- Objective -
Check each line of the records for "plaintiffs"; collect those that have it.

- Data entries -
--- Start ---
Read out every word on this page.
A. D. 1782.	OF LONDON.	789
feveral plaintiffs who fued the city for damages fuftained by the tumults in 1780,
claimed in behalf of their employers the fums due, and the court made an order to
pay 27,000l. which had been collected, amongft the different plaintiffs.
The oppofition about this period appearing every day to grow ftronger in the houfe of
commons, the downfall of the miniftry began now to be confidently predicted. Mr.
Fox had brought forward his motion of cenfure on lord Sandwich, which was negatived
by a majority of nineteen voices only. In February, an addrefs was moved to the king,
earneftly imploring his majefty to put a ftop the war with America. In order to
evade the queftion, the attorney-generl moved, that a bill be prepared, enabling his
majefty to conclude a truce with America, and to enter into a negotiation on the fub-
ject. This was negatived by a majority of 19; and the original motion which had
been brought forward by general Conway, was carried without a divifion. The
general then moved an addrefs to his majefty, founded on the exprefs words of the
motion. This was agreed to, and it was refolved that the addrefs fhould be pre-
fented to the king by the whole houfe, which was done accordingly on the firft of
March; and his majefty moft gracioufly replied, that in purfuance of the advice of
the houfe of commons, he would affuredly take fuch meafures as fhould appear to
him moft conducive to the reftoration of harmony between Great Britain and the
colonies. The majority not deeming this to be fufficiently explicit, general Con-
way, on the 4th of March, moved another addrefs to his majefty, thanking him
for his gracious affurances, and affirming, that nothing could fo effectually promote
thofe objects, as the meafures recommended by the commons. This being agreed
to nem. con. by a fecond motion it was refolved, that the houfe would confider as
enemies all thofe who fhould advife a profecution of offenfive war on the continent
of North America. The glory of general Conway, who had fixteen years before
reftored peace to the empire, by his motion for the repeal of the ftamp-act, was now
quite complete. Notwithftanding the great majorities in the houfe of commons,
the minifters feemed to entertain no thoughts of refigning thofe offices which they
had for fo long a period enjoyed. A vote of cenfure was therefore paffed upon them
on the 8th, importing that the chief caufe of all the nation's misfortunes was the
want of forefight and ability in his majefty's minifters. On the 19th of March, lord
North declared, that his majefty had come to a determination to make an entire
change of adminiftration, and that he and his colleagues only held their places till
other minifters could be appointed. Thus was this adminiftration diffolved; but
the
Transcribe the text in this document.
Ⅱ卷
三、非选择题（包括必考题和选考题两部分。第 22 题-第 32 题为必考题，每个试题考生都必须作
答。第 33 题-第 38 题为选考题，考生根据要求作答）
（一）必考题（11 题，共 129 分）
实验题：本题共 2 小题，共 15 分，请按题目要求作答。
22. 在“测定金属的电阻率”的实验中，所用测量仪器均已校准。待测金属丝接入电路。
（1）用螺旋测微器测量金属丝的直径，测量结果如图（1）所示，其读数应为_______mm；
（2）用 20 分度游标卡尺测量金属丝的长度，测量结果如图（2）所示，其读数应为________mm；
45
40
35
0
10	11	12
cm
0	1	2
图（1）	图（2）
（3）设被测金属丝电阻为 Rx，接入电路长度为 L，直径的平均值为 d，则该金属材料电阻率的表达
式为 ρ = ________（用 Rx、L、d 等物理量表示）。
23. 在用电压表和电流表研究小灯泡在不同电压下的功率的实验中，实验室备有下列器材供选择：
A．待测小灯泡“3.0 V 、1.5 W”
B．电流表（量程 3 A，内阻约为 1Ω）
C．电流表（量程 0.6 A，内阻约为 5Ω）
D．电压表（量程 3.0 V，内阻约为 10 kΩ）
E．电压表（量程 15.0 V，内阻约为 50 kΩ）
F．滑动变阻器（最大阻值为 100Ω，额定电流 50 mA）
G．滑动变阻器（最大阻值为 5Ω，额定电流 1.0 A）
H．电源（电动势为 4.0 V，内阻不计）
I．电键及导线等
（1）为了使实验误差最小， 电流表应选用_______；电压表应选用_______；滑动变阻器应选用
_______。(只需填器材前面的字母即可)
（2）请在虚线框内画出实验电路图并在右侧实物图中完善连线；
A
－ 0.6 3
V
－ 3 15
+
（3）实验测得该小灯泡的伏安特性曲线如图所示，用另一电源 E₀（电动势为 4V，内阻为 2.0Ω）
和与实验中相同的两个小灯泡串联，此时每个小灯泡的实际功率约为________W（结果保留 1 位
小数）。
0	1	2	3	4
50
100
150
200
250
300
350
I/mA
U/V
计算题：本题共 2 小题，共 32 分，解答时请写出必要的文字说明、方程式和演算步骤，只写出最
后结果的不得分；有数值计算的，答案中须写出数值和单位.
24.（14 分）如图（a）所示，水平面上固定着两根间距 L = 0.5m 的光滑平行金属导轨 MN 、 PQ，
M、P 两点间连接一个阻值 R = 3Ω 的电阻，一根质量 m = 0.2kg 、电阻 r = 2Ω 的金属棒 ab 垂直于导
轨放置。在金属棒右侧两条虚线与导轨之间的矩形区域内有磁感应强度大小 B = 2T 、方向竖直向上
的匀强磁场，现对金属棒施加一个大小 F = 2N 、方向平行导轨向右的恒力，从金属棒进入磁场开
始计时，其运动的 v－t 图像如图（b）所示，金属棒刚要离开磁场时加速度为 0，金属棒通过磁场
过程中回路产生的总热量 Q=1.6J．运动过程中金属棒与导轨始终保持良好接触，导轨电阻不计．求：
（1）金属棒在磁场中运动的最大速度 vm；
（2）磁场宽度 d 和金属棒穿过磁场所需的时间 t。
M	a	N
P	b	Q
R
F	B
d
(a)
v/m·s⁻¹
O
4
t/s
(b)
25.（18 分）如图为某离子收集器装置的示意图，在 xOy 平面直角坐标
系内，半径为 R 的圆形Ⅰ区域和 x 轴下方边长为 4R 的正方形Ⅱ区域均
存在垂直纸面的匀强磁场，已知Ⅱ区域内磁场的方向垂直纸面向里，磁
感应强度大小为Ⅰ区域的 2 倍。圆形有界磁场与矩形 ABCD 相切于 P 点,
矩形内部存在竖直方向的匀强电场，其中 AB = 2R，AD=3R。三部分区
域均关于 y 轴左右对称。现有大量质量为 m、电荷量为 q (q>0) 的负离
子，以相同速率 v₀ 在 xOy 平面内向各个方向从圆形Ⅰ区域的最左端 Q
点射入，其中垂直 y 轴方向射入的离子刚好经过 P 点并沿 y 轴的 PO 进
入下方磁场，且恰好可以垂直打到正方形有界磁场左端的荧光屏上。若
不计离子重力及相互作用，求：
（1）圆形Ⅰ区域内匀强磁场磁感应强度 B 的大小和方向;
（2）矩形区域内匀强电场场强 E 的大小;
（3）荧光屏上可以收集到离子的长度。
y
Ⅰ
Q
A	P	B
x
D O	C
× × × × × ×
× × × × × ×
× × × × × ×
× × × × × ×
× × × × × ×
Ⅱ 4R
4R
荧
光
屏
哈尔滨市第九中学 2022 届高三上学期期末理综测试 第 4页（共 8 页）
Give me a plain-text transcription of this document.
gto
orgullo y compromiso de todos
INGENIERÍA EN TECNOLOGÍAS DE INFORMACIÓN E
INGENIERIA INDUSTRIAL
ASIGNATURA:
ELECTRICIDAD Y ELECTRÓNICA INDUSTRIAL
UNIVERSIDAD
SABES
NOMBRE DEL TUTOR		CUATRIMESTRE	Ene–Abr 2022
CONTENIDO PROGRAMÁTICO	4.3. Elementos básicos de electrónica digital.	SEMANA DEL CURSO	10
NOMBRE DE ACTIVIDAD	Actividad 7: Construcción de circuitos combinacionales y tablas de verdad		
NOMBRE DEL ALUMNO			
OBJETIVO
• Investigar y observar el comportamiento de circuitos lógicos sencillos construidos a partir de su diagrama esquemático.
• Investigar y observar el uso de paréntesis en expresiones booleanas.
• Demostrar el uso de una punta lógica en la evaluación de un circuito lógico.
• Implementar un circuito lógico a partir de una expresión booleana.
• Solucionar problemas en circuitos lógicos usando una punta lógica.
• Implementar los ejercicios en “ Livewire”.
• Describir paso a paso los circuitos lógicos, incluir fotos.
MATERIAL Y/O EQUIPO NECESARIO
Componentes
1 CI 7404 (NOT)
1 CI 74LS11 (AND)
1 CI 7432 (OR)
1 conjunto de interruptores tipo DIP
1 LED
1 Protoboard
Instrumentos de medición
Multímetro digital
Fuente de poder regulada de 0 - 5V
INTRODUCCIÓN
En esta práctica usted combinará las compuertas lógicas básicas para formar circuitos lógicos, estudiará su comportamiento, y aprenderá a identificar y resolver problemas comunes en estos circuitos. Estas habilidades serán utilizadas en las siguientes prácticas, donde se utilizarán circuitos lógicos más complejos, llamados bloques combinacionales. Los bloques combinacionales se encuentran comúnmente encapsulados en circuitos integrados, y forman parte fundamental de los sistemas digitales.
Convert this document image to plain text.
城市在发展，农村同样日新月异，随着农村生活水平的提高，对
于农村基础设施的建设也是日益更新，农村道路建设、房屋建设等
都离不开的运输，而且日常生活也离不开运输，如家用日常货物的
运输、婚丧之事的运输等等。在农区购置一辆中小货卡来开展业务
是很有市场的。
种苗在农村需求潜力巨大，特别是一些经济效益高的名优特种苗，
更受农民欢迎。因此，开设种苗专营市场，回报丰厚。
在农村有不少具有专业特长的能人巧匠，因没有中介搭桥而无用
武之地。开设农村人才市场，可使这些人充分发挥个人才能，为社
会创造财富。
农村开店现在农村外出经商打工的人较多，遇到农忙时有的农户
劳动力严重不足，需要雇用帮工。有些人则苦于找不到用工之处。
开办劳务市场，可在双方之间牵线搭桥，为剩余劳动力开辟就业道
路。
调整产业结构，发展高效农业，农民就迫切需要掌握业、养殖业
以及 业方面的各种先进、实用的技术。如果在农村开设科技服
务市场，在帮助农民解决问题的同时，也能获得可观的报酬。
--- End ---
- Reply -
feveral plaintiffs who fued the city for damages fuftained by the tumults in 1780,
pay 27,000l. which had been collected, amongft the different plaintiffs.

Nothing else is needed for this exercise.